APPLY WHAT YOU READ:
[A] Translate into French the following sentence from the passage on locating the chondroitinase I gene: "In a second PCR amplification, several of the oligonucleotides described above are used as primers."
[B] Transcribe the stretch of the passage on locating the chondroitinase I gene from "In the fourth" through "used as primers.".

(DOCUMENT SEGMENT Opens)

In the fourth stage, Southern hybridization 
(8) and restriction mapping are used to localize the 
position of the chondroitinase I gene within 
individual clones. The PCR-generated fragment 
described above is used as a Southern hybridization 
probe against P. vulgaris genomic DNA that is first 
digested by restriction enzymes and fractionated. In 
a second PCR amplification, several of the 
oligonucleotides described above are used as primers. 
The results indicate that the portion of the 
chondroitinase I gene that hybridizes to the probe is 
carried on several large DNA fragments.

(DOCUMENT SEGMENT Closes)
(MATERIAL SUPPLIED Opens)

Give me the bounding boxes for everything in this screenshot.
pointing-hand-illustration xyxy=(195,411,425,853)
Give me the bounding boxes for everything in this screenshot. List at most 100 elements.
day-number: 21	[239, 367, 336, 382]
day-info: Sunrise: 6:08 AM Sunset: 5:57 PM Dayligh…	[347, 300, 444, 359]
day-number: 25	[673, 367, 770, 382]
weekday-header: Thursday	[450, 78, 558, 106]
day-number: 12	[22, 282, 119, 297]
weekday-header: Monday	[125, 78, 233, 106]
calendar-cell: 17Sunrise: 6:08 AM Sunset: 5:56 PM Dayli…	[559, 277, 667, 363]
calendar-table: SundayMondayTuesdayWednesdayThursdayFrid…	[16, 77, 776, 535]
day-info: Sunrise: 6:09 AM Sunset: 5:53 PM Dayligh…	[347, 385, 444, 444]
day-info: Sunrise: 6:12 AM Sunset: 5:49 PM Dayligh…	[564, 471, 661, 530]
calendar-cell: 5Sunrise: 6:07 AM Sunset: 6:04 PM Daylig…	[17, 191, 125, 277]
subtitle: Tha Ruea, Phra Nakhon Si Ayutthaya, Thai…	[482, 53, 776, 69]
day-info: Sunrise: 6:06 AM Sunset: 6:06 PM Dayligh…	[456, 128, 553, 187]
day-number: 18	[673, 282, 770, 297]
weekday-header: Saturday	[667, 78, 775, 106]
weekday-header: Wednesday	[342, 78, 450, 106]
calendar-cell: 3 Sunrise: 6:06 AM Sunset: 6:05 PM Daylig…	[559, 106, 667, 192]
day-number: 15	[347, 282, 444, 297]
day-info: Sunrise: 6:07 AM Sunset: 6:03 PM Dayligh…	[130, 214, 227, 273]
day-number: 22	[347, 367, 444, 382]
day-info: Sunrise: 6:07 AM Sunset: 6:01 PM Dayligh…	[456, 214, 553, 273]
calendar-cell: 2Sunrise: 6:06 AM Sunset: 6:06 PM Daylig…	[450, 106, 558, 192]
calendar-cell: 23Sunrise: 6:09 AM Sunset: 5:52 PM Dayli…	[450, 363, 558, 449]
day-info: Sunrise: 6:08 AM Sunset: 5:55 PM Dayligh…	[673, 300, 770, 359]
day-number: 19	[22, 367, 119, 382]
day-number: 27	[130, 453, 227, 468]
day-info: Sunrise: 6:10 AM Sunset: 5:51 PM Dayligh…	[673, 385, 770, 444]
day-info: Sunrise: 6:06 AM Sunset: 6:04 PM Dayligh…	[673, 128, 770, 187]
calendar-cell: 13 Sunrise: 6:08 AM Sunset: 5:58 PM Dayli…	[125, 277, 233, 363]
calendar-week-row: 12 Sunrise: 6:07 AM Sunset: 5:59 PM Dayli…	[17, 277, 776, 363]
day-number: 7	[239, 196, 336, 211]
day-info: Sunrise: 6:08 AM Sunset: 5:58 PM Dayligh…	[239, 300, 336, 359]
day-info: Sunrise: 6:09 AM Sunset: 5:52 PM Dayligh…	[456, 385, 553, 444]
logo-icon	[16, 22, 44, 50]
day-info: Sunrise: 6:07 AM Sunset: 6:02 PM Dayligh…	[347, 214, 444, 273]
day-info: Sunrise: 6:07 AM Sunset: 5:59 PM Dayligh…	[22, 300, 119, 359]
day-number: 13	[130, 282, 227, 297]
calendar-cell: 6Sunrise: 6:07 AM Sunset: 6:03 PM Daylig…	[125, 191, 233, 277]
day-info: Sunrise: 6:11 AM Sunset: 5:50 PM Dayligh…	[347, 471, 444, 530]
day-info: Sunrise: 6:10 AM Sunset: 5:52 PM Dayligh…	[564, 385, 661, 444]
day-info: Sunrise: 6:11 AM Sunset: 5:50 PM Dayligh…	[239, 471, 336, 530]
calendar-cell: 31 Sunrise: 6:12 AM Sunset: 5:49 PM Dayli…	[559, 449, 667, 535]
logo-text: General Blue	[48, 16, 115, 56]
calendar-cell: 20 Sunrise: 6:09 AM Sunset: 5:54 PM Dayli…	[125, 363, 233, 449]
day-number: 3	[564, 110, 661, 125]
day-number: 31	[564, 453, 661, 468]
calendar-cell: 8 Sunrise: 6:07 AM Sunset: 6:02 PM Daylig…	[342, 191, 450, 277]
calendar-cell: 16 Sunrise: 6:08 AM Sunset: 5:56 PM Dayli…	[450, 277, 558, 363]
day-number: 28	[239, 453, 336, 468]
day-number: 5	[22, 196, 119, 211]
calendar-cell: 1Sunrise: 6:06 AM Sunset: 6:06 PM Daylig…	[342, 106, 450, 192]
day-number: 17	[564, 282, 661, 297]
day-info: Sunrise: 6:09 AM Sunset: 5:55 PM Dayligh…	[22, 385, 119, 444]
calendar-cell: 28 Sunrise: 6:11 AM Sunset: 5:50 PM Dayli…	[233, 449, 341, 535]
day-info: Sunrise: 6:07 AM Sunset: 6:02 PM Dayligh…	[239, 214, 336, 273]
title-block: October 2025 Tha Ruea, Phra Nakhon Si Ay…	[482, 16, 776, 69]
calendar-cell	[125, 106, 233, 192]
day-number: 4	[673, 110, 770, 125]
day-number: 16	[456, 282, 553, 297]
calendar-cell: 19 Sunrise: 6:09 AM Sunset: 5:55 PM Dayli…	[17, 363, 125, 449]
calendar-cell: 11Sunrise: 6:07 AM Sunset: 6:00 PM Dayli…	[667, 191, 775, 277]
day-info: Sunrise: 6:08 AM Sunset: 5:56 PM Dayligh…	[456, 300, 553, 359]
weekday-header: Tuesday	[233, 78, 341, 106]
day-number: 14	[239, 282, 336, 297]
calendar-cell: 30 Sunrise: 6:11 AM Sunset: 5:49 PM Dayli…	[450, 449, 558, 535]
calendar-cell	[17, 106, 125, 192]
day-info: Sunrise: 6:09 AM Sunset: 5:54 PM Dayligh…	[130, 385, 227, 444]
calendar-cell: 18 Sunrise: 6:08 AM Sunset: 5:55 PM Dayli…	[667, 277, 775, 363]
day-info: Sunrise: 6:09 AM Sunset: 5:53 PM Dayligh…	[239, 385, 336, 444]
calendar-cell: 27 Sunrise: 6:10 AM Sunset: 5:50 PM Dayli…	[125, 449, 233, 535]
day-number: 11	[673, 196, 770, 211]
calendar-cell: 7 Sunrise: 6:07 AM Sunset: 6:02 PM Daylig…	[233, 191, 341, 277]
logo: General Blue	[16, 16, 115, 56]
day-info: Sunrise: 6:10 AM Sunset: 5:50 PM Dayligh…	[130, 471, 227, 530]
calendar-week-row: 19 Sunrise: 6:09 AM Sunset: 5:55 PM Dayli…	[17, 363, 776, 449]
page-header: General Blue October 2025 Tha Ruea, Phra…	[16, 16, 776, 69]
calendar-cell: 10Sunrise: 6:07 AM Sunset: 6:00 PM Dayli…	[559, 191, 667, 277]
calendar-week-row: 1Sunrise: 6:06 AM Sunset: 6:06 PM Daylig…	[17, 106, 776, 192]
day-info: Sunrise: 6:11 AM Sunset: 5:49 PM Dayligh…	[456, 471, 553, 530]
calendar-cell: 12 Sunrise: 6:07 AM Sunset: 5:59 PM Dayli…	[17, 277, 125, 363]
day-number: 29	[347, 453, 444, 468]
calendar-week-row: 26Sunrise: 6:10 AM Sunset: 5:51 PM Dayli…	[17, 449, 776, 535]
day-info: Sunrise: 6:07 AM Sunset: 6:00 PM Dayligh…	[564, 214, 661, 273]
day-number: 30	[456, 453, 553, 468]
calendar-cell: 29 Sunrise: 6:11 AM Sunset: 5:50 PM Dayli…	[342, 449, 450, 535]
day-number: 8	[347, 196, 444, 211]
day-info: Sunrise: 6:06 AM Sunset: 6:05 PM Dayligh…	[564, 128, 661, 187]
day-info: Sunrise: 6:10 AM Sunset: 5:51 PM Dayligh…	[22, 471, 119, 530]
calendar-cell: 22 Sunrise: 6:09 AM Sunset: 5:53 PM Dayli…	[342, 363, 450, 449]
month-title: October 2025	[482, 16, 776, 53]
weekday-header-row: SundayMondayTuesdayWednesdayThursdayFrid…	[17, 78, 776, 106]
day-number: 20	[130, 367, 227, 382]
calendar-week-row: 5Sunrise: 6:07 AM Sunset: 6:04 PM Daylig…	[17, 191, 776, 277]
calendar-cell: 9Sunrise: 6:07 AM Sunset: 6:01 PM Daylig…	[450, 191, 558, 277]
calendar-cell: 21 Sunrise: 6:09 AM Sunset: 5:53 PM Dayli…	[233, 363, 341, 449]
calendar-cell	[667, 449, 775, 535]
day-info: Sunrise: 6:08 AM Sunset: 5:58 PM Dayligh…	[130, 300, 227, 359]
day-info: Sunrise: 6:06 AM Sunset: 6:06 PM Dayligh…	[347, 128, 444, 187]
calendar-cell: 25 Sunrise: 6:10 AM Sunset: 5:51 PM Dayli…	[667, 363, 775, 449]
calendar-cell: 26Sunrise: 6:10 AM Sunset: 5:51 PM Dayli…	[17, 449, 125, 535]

(MATERIAL SUPPLIED Closes)

ANSWERS BY ITEM NUMBER:
[A] Lors d'une seconde amplification par PCR, plusieurs des oligonucléotides décrits ci-dessus sont utilisés comme amorces.

[B]
In the fourth stage, Southern hybridization 
(8) and restriction mapping are used to localize the 
position of the chondroitinase I gene within 
individual clones. The PCR-generated fragment 
described above is used as a Southern hybridization 
probe against P. vulgaris genomic DNA that is first 
digested by restriction enzymes and fractionated. In 
a second PCR amplification, several of the 
oligonucleotides described above are used as primers.